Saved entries
......

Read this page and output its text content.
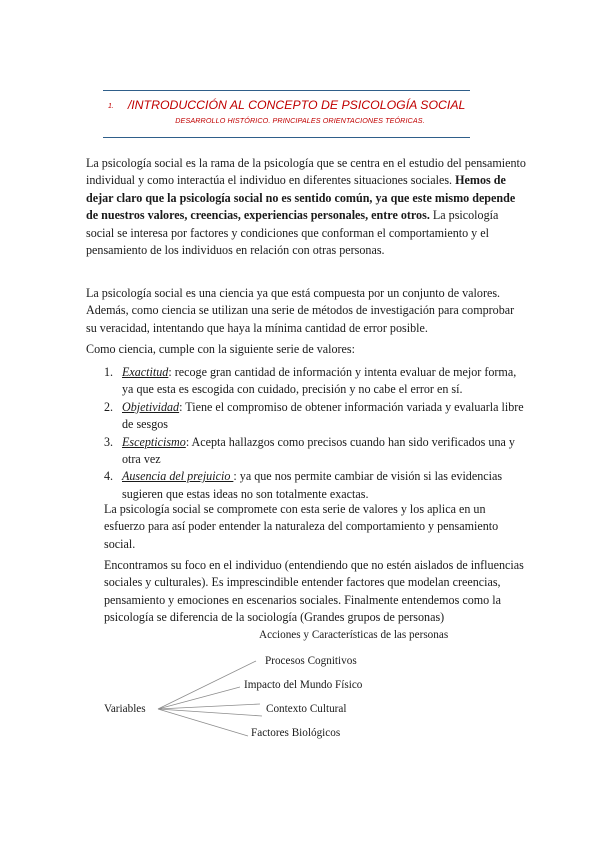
1. /INTRODUCCIÓN AL CONCEPTO DE PSICOLOGÍA SOCIAL
DESARROLLO HISTÓRICO. PRINCIPALES ORIENTACIONES TEÓRICAS.
La psicología social es la rama de la psicología que se centra en el estudio del pensamiento individual y como interactúa el individuo en diferentes situaciones sociales. Hemos de dejar claro que la psicología social no es sentido común, ya que este mismo depende de nuestros valores, creencias, experiencias personales, entre otros. La psicología social se interesa por factores y condiciones que conforman el comportamiento y el pensamiento de los individuos en relación con otras personas.
La psicología social es una ciencia ya que está compuesta por un conjunto de valores. Además, como ciencia se utilizan una serie de métodos de investigación para comprobar su veracidad, intentando que haya la mínima cantidad de error posible.
Como ciencia, cumple con la siguiente serie de valores:
1. Exactitud: recoge gran cantidad de información y intenta evaluar de mejor forma, ya que esta es escogida con cuidado, precisión y no cabe el error en sí.
2. Objetividad: Tiene el compromiso de obtener información variada y evaluarla libre de sesgos
3. Escepticismo: Acepta hallazgos como precisos cuando han sido verificados una y otra vez
4. Ausencia del prejuicio : ya que nos permite cambiar de visión si las evidencias sugieren que estas ideas no son totalmente exactas.
La psicología social se compromete con esta serie de valores y los aplica en un esfuerzo para así poder entender la naturaleza del comportamiento y pensamiento social.
Encontramos su foco en el individuo (entendiendo que no estén aislados de influencias sociales y culturales). Es imprescindible entender factores que modelan creencias, pensamiento y emociones en escenarios sociales. Finalmente entendemos como la psicología se diferencia de la sociología (Grandes grupos de personas)
Acciones y Características de las personas
Procesos Cognitivos
Impacto del Mundo Físico
Variables	Contexto Cultural
Factores Biológicos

......

DIRECTION
The word "entender" may appear on some lines. Report how many lines hold it, giving the number alone.

TASK RESPONSE
2